Retype each entry below, keeping every character the same.

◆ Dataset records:
____
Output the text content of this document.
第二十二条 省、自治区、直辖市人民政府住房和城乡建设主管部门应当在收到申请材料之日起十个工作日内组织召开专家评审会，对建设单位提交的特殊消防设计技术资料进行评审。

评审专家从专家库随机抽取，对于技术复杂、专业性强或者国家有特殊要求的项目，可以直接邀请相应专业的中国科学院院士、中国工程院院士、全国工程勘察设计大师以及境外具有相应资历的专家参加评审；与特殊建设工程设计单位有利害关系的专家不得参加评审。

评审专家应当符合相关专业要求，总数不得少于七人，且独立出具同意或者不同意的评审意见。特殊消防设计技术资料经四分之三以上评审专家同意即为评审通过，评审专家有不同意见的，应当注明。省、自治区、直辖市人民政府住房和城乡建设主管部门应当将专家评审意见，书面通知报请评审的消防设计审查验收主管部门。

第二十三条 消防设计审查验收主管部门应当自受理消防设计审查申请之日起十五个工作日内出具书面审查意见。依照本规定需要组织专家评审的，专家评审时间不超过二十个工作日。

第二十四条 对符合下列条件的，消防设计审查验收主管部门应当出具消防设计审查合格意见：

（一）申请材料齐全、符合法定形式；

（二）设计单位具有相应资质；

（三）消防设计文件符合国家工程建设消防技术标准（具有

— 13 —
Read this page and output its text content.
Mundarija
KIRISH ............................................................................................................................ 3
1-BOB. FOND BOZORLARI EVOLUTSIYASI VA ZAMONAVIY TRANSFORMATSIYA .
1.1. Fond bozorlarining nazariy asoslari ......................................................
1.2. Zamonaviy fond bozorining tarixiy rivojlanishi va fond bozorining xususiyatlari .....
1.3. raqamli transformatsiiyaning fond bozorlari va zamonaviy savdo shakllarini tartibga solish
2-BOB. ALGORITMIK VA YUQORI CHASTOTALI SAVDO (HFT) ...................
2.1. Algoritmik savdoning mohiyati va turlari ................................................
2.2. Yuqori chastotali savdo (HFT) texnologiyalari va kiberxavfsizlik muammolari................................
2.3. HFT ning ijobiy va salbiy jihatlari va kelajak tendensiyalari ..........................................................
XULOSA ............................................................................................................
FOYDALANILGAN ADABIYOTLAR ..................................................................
____
◆ The reply:
Output the text content of this document.
第二十二条 省、自治区、直辖市人民政府住房和城乡建设主管部门应当在收到申请材料之日起十个工作日内组织召开专家评审会，对建设单位提交的特殊消防设计技术资料进行评审。

评审专家从专家库随机抽取，对于技术复杂、专业性强或者国家有特殊要求的项目，可以直接邀请相应专业的中国科学院院士、中国工程院院士、全国工程勘察设计大师以及境外具有相应资历的专家参加评审；与特殊建设工程设计单位有利害关系的专家不得参加评审。

评审专家应当符合相关专业要求，总数不得少于七人，且独立出具同意或者不同意的评审意见。特殊消防设计技术资料经四分之三以上评审专家同意即为评审通过，评审专家有不同意见的，应当注明。省、自治区、直辖市人民政府住房和城乡建设主管部门应当将专家评审意见，书面通知报请评审的消防设计审查验收主管部门。

第二十三条 消防设计审查验收主管部门应当自受理消防设计审查申请之日起十五个工作日内出具书面审查意见。依照本规定需要组织专家评审的，专家评审时间不超过二十个工作日。

第二十四条 对符合下列条件的，消防设计审查验收主管部门应当出具消防设计审查合格意见：

（一）申请材料齐全、符合法定形式；

（二）设计单位具有相应资质；

（三）消防设计文件符合国家工程建设消防技术标准（具有

— 13 —
Read this page and output its text content.
Mundarija
KIRISH ............................................................................................................................ 3
1-BOB. FOND BOZORLARI EVOLUTSIYASI VA ZAMONAVIY TRANSFORMATSIYA .
1.1. Fond bozorlarining nazariy asoslari ......................................................
1.2. Zamonaviy fond bozorining tarixiy rivojlanishi va fond bozorining xususiyatlari .....
1.3. raqamli transformatsiiyaning fond bozorlari va zamonaviy savdo shakllarini tartibga solish
2-BOB. ALGORITMIK VA YUQORI CHASTOTALI SAVDO (HFT) ...................
2.1. Algoritmik savdoning mohiyati va turlari ................................................
2.2. Yuqori chastotali savdo (HFT) texnologiyalari va kiberxavfsizlik muammolari................................
2.3. HFT ning ijobiy va salbiy jihatlari va kelajak tendensiyalari ..........................................................
XULOSA ............................................................................................................
FOYDALANILGAN ADABIYOTLAR ..................................................................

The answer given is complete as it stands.